Two-sample test for multivariate normal distributions under the assumption that means are the same Let $\{x_i\}_{i=1}^n$ be a sample from a multivariate Gaussian distribution ${\cal N}(0, \Sigma_X)$ and $\{y_i\}_{i=1}^m$ be a sample from ${\cal N}(0, \Sigma_Y)$.
Are there hypothesis tests for $\Sigma_X = \Sigma_Y$? Pointers to relevant literature would be very appreciated.
 A: The Mauchly's test allows to test if a given covariance matrix is proportional to a reference (identity or other) and is available through mauchly.test() under R. It is mostly used in repeated-measures design (to test (1) if the dependent variable VC matrices are equal or homogeneous, and (2) whether the correlations between the levels of the within-subjects variable are comparable--altogether, this is known as the sphericity assumption).
Box’s M statistic is used (in MANOVA or LDA) to test for homogeneity of covariance matrices, but as it is very sensitive to normality it will often reject the null (R code not available in standard packages).
Covariance structure models as found in Structural Equation Modeling are also an option for more complex stuff (although in multigroup analysis testing for the equality of covariances makes little sense if the variances are not equal), but I have no references to offer actually.
I guess any textbook on multivariate data analysis would have additional details on these procedures. I also found this article for the case where normality assumption is not met:

Aslam, S and Rocke, DM. A robust
  testing procedure for the equality of
  covariance matrices, Computational
  Statistics & Data Analysis 49 (2005)
  863-874

# Information shown:
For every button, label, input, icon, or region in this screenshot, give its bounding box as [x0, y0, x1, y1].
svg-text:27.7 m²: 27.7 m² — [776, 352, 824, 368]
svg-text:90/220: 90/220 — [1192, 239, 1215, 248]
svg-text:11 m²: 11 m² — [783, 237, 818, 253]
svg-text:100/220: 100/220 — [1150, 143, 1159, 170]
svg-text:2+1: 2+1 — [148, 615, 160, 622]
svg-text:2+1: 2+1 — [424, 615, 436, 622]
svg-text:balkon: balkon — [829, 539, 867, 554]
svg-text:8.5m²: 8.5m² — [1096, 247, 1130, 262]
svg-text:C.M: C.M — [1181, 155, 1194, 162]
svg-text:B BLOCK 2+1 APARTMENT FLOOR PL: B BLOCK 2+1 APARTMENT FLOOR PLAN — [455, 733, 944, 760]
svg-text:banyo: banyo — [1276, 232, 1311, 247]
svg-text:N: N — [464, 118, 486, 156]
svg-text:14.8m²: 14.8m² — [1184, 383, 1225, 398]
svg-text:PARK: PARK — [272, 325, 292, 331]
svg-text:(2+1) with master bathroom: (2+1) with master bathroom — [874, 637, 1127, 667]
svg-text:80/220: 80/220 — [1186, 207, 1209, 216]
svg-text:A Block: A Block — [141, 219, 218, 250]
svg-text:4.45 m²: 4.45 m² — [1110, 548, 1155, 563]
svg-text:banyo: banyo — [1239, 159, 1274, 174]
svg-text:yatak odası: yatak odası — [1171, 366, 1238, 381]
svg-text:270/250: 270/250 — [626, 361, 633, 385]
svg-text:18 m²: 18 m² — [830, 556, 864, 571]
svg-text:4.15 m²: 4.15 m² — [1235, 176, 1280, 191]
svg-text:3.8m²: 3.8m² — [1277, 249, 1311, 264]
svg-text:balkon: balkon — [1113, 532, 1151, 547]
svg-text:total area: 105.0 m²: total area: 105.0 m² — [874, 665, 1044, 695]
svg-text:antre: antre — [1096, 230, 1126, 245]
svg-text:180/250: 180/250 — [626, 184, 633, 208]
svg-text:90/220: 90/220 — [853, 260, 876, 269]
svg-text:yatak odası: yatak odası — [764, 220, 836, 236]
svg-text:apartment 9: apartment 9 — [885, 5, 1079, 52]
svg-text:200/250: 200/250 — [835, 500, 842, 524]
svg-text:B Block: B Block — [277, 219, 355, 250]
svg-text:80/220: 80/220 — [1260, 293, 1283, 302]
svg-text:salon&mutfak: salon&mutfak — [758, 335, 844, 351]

# Prompt:
From the thread on testing equal covariance matrices, extract the passage from "A: The Mauchly's" to "the sphericity assumption).". The material comes from a different source than the text.

# Full answer:
A: The Mauchly's test allows to test if a given covariance matrix is proportional to a reference (identity or other) and is available through mauchly.test() under R. It is mostly used in repeated-measures design (to test (1) if the dependent variable VC matrices are equal or homogeneous, and (2) whether the correlations between the levels of the within-subjects variable are comparable--altogether, this is known as the sphericity assumption).